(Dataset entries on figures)
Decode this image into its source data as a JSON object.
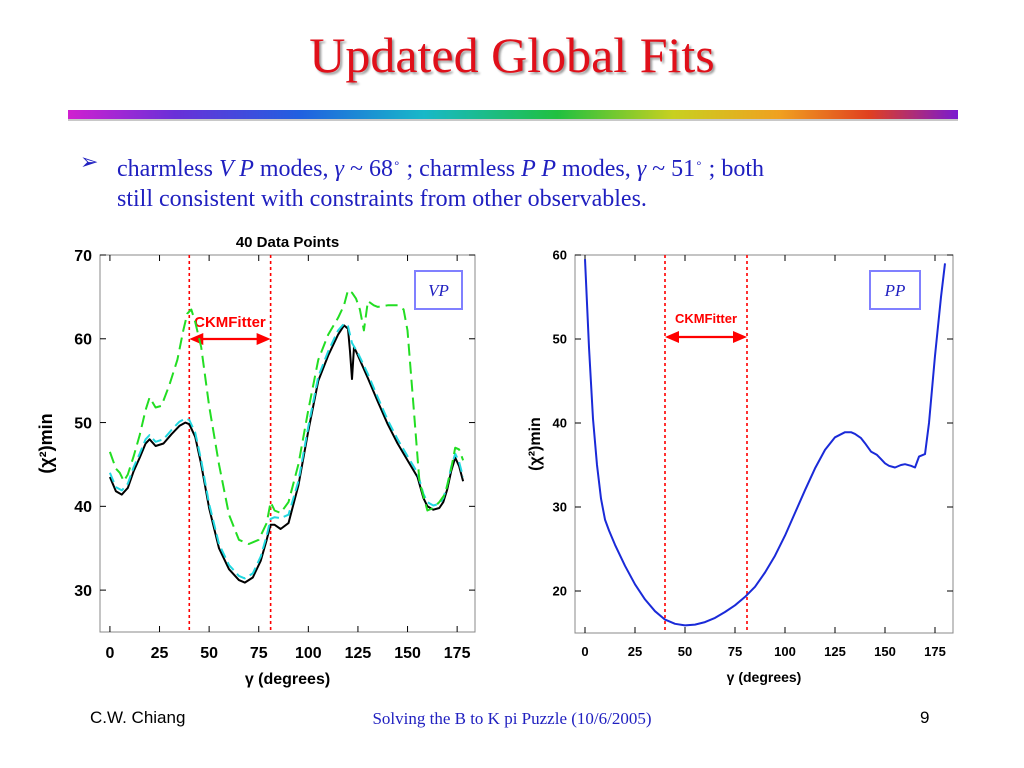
{
  "slide": {
    "title": "Updated Global Fits",
    "bullet": {
      "t1": "charmless ",
      "t2": "V P",
      "t3": " modes, ",
      "t4": "γ",
      "t5": "  ~ 68",
      "t6": "∘",
      "t7": " ; charmless ",
      "t8": "P P",
      "t9": " modes, ",
      "t10": "γ",
      "t11": " ~ 51",
      "t12": "∘",
      "t13": " ; both",
      "line2": "still consistent with constraints from other observables."
    }
  },
  "footer": {
    "author": "C.W. Chiang",
    "talk": "Solving the B to K pi Puzzle (10/6/2005)",
    "page": "9"
  },
  "chart_data": [
    {
      "type": "line",
      "title": "40 Data Points",
      "label": "VP",
      "xlabel": "γ (degrees)",
      "ylabel": "(χ²)min",
      "xlim": [
        -5,
        184
      ],
      "ylim": [
        25,
        70
      ],
      "xticks": [
        0,
        25,
        50,
        75,
        100,
        125,
        150,
        175
      ],
      "yticks": [
        30,
        40,
        50,
        60,
        70
      ],
      "band": {
        "label": "CKMFitter",
        "from": 40,
        "to": 81
      },
      "colors": {
        "black": "#000000",
        "cyan": "#22d8e0",
        "green": "#22dd22",
        "band": "#ff0000"
      },
      "series": [
        {
          "color": "black",
          "dash": "solid",
          "x": [
            0,
            3,
            6,
            9,
            12,
            15,
            18,
            20,
            23,
            27,
            31,
            35,
            38,
            40,
            43,
            46,
            50,
            55,
            60,
            65,
            68,
            72,
            76,
            79,
            81,
            83,
            86,
            90,
            95,
            100,
            105,
            110,
            115,
            118,
            120,
            121,
            122,
            123,
            124,
            125,
            130,
            135,
            140,
            145,
            150,
            155,
            158,
            160,
            163,
            166,
            168,
            170,
            172,
            174,
            176,
            178
          ],
          "y": [
            43.5,
            41.8,
            41.4,
            42.2,
            44.2,
            45.8,
            47.5,
            48.0,
            47.2,
            47.5,
            48.6,
            49.6,
            50.0,
            49.8,
            48.3,
            45.0,
            39.8,
            35.0,
            32.5,
            31.2,
            30.9,
            31.5,
            33.5,
            36.0,
            37.8,
            37.8,
            37.3,
            38.0,
            42.5,
            49.0,
            55.0,
            58.0,
            60.5,
            61.6,
            61.2,
            58.5,
            55.2,
            59.0,
            58.5,
            58.0,
            55.3,
            52.5,
            49.8,
            47.5,
            45.5,
            43.5,
            41.0,
            40.0,
            39.6,
            39.8,
            40.5,
            42.0,
            44.2,
            45.8,
            44.8,
            43.0
          ]
        },
        {
          "color": "cyan",
          "dash": "dash",
          "x": [
            0,
            3,
            6,
            9,
            12,
            15,
            18,
            20,
            23,
            27,
            31,
            35,
            38,
            40,
            43,
            46,
            50,
            55,
            60,
            65,
            68,
            72,
            76,
            79,
            81,
            83,
            86,
            90,
            95,
            100,
            105,
            110,
            115,
            118,
            120,
            122,
            125,
            130,
            135,
            140,
            145,
            150,
            155,
            158,
            160,
            163,
            166,
            168,
            170,
            172,
            174,
            176,
            178
          ],
          "y": [
            44.0,
            42.3,
            41.9,
            42.7,
            44.7,
            46.3,
            48.0,
            48.5,
            47.7,
            48.0,
            49.1,
            50.1,
            50.5,
            50.3,
            48.8,
            45.5,
            40.3,
            35.5,
            33.0,
            31.7,
            31.4,
            32.0,
            34.0,
            36.5,
            38.5,
            38.7,
            38.6,
            39.0,
            43.0,
            49.5,
            55.5,
            58.5,
            61.0,
            61.8,
            61.5,
            59.5,
            58.3,
            55.8,
            53.0,
            50.3,
            48.0,
            46.0,
            44.0,
            41.5,
            40.5,
            40.1,
            40.3,
            41.0,
            42.5,
            44.7,
            46.3,
            45.3,
            43.5
          ]
        },
        {
          "color": "green",
          "dash": "dash",
          "x": [
            0,
            3,
            5,
            7,
            9,
            12,
            15,
            18,
            20,
            23,
            26,
            30,
            34,
            37,
            39,
            41,
            43,
            46,
            50,
            55,
            60,
            65,
            70,
            75,
            79,
            81,
            83,
            86,
            90,
            95,
            100,
            105,
            110,
            115,
            118,
            120,
            122,
            124,
            126,
            128,
            130,
            133,
            135,
            140,
            145,
            148,
            150,
            153,
            156,
            160,
            163,
            166,
            169,
            172,
            174,
            176,
            178
          ],
          "y": [
            46.5,
            44.5,
            44.0,
            43.0,
            43.8,
            46.0,
            48.5,
            51.5,
            53.0,
            51.8,
            52.0,
            54.5,
            57.5,
            61.0,
            63.0,
            63.5,
            62.0,
            59.0,
            52.0,
            45.0,
            39.0,
            36.0,
            35.5,
            36.0,
            38.0,
            40.5,
            39.5,
            39.2,
            40.5,
            45.0,
            51.5,
            57.5,
            60.5,
            62.5,
            64.0,
            65.8,
            65.5,
            64.8,
            63.5,
            61.0,
            64.5,
            64.0,
            63.8,
            64.0,
            64.0,
            63.5,
            61.0,
            52.0,
            43.0,
            39.5,
            39.8,
            40.5,
            41.5,
            44.5,
            47.0,
            46.8,
            45.5
          ]
        }
      ]
    },
    {
      "type": "line",
      "label": "PP",
      "xlabel": "γ (degrees)",
      "ylabel": "(χ²)min",
      "xlim": [
        -5,
        184
      ],
      "ylim": [
        15,
        60
      ],
      "xticks": [
        0,
        25,
        50,
        75,
        100,
        125,
        150,
        175
      ],
      "yticks": [
        20,
        30,
        40,
        50,
        60
      ],
      "band": {
        "label": "CKMFitter",
        "from": 40,
        "to": 81
      },
      "colors": {
        "curve": "#1a2ad8",
        "band": "#ff0000"
      },
      "series": [
        {
          "color": "curve",
          "dash": "solid",
          "x": [
            0,
            2,
            4,
            6,
            8,
            10,
            12,
            15,
            20,
            25,
            30,
            35,
            40,
            45,
            50,
            55,
            60,
            65,
            70,
            75,
            80,
            85,
            90,
            95,
            100,
            105,
            110,
            115,
            120,
            125,
            130,
            133,
            135,
            138,
            140,
            143,
            146,
            148,
            150,
            152,
            155,
            158,
            160,
            163,
            165,
            167,
            170,
            172,
            175,
            178,
            180
          ],
          "y": [
            59.5,
            49.0,
            40.5,
            35.0,
            31.0,
            28.5,
            27.2,
            25.5,
            23.0,
            20.8,
            19.0,
            17.6,
            16.6,
            16.1,
            15.9,
            16.0,
            16.3,
            16.8,
            17.5,
            18.3,
            19.3,
            20.5,
            22.2,
            24.2,
            26.6,
            29.3,
            32.0,
            34.6,
            36.8,
            38.3,
            38.9,
            38.9,
            38.7,
            38.2,
            37.6,
            36.6,
            36.2,
            35.7,
            35.2,
            34.9,
            34.7,
            35.0,
            35.1,
            34.9,
            34.7,
            36.0,
            36.3,
            40.0,
            48.0,
            55.0,
            59.0
          ]
        }
      ]
    }
  ]
}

Exercise aim: Quote everything in the listing above exactly; pictures are the only thing to omit.

Solution:
Decode this image into its source data as a JSON object.
{
  "slide": {
    "title": "Updated Global Fits",
    "bullet": {
      "t1": "charmless ",
      "t2": "V P",
      "t3": " modes, ",
      "t4": "γ",
      "t5": "  ~ 68",
      "t6": "∘",
      "t7": " ; charmless ",
      "t8": "P P",
      "t9": " modes, ",
      "t10": "γ",
      "t11": " ~ 51",
      "t12": "∘",
      "t13": " ; both",
      "line2": "still consistent with constraints from other observables."
    }
  },
  "footer": {
    "author": "C.W. Chiang",
    "talk": "Solving the B to K pi Puzzle (10/6/2005)",
    "page": "9"
  },
  "chart_data": [
    {
      "type": "line",
      "title": "40 Data Points",
      "label": "VP",
      "xlabel": "γ (degrees)",
      "ylabel": "(χ²)min",
      "xlim": [
        -5,
        184
      ],
      "ylim": [
        25,
        70
      ],
      "xticks": [
        0,
        25,
        50,
        75,
        100,
        125,
        150,
        175
      ],
      "yticks": [
        30,
        40,
        50,
        60,
        70
      ],
      "band": {
        "label": "CKMFitter",
        "from": 40,
        "to": 81
      },
      "colors": {
        "black": "#000000",
        "cyan": "#22d8e0",
        "green": "#22dd22",
        "band": "#ff0000"
      },
      "series": [
        {
          "color": "black",
          "dash": "solid",
          "x": [
            0,
            3,
            6,
            9,
            12,
            15,
            18,
            20,
            23,
            27,
            31,
            35,
            38,
            40,
            43,
            46,
            50,
            55,
            60,
            65,
            68,
            72,
            76,
            79,
            81,
            83,
            86,
            90,
            95,
            100,
            105,
            110,
            115,
            118,
            120,
            121,
            122,
            123,
            124,
            125,
            130,
            135,
            140,
            145,
            150,
            155,
            158,
            160,
            163,
            166,
            168,
            170,
            172,
            174,
            176,
            178
          ],
          "y": [
            43.5,
            41.8,
            41.4,
            42.2,
            44.2,
            45.8,
            47.5,
            48.0,
            47.2,
            47.5,
            48.6,
            49.6,
            50.0,
            49.8,
            48.3,
            45.0,
            39.8,
            35.0,
            32.5,
            31.2,
            30.9,
            31.5,
            33.5,
            36.0,
            37.8,
            37.8,
            37.3,
            38.0,
            42.5,
            49.0,
            55.0,
            58.0,
            60.5,
            61.6,
            61.2,
            58.5,
            55.2,
            59.0,
            58.5,
            58.0,
            55.3,
            52.5,
            49.8,
            47.5,
            45.5,
            43.5,
            41.0,
            40.0,
            39.6,
            39.8,
            40.5,
            42.0,
            44.2,
            45.8,
            44.8,
            43.0
          ]
        },
        {
          "color": "cyan",
          "dash": "dash",
          "x": [
            0,
            3,
            6,
            9,
            12,
            15,
            18,
            20,
            23,
            27,
            31,
            35,
            38,
            40,
            43,
            46,
            50,
            55,
            60,
            65,
            68,
            72,
            76,
            79,
            81,
            83,
            86,
            90,
            95,
            100,
            105,
            110,
            115,
            118,
            120,
            122,
            125,
            130,
            135,
            140,
            145,
            150,
            155,
            158,
            160,
            163,
            166,
            168,
            170,
            172,
            174,
            176,
            178
          ],
          "y": [
            44.0,
            42.3,
            41.9,
            42.7,
            44.7,
            46.3,
            48.0,
            48.5,
            47.7,
            48.0,
            49.1,
            50.1,
            50.5,
            50.3,
            48.8,
            45.5,
            40.3,
            35.5,
            33.0,
            31.7,
            31.4,
            32.0,
            34.0,
            36.5,
            38.5,
            38.7,
            38.6,
            39.0,
            43.0,
            49.5,
            55.5,
            58.5,
            61.0,
            61.8,
            61.5,
            59.5,
            58.3,
            55.8,
            53.0,
            50.3,
            48.0,
            46.0,
            44.0,
            41.5,
            40.5,
            40.1,
            40.3,
            41.0,
            42.5,
            44.7,
            46.3,
            45.3,
            43.5
          ]
        },
        {
          "color": "green",
          "dash": "dash",
          "x": [
            0,
            3,
            5,
            7,
            9,
            12,
            15,
            18,
            20,
            23,
            26,
            30,
            34,
            37,
            39,
            41,
            43,
            46,
            50,
            55,
            60,
            65,
            70,
            75,
            79,
            81,
            83,
            86,
            90,
            95,
            100,
            105,
            110,
            115,
            118,
            120,
            122,
            124,
            126,
            128,
            130,
            133,
            135,
            140,
            145,
            148,
            150,
            153,
            156,
            160,
            163,
            166,
            169,
            172,
            174,
            176,
            178
          ],
          "y": [
            46.5,
            44.5,
            44.0,
            43.0,
            43.8,
            46.0,
            48.5,
            51.5,
            53.0,
            51.8,
            52.0,
            54.5,
            57.5,
            61.0,
            63.0,
            63.5,
            62.0,
            59.0,
            52.0,
            45.0,
            39.0,
            36.0,
            35.5,
            36.0,
            38.0,
            40.5,
            39.5,
            39.2,
            40.5,
            45.0,
            51.5,
            57.5,
            60.5,
            62.5,
            64.0,
            65.8,
            65.5,
            64.8,
            63.5,
            61.0,
            64.5,
            64.0,
            63.8,
            64.0,
            64.0,
            63.5,
            61.0,
            52.0,
            43.0,
            39.5,
            39.8,
            40.5,
            41.5,
            44.5,
            47.0,
            46.8,
            45.5
          ]
        }
      ]
    },
    {
      "type": "line",
      "label": "PP",
      "xlabel": "γ (degrees)",
      "ylabel": "(χ²)min",
      "xlim": [
        -5,
        184
      ],
      "ylim": [
        15,
        60
      ],
      "xticks": [
        0,
        25,
        50,
        75,
        100,
        125,
        150,
        175
      ],
      "yticks": [
        20,
        30,
        40,
        50,
        60
      ],
      "band": {
        "label": "CKMFitter",
        "from": 40,
        "to": 81
      },
      "colors": {
        "curve": "#1a2ad8",
        "band": "#ff0000"
      },
      "series": [
        {
          "color": "curve",
          "dash": "solid",
          "x": [
            0,
            2,
            4,
            6,
            8,
            10,
            12,
            15,
            20,
            25,
            30,
            35,
            40,
            45,
            50,
            55,
            60,
            65,
            70,
            75,
            80,
            85,
            90,
            95,
            100,
            105,
            110,
            115,
            120,
            125,
            130,
            133,
            135,
            138,
            140,
            143,
            146,
            148,
            150,
            152,
            155,
            158,
            160,
            163,
            165,
            167,
            170,
            172,
            175,
            178,
            180
          ],
          "y": [
            59.5,
            49.0,
            40.5,
            35.0,
            31.0,
            28.5,
            27.2,
            25.5,
            23.0,
            20.8,
            19.0,
            17.6,
            16.6,
            16.1,
            15.9,
            16.0,
            16.3,
            16.8,
            17.5,
            18.3,
            19.3,
            20.5,
            22.2,
            24.2,
            26.6,
            29.3,
            32.0,
            34.6,
            36.8,
            38.3,
            38.9,
            38.9,
            38.7,
            38.2,
            37.6,
            36.6,
            36.2,
            35.7,
            35.2,
            34.9,
            34.7,
            35.0,
            35.1,
            34.9,
            34.7,
            36.0,
            36.3,
            40.0,
            48.0,
            55.0,
            59.0
          ]
        }
      ]
    }
  ]
}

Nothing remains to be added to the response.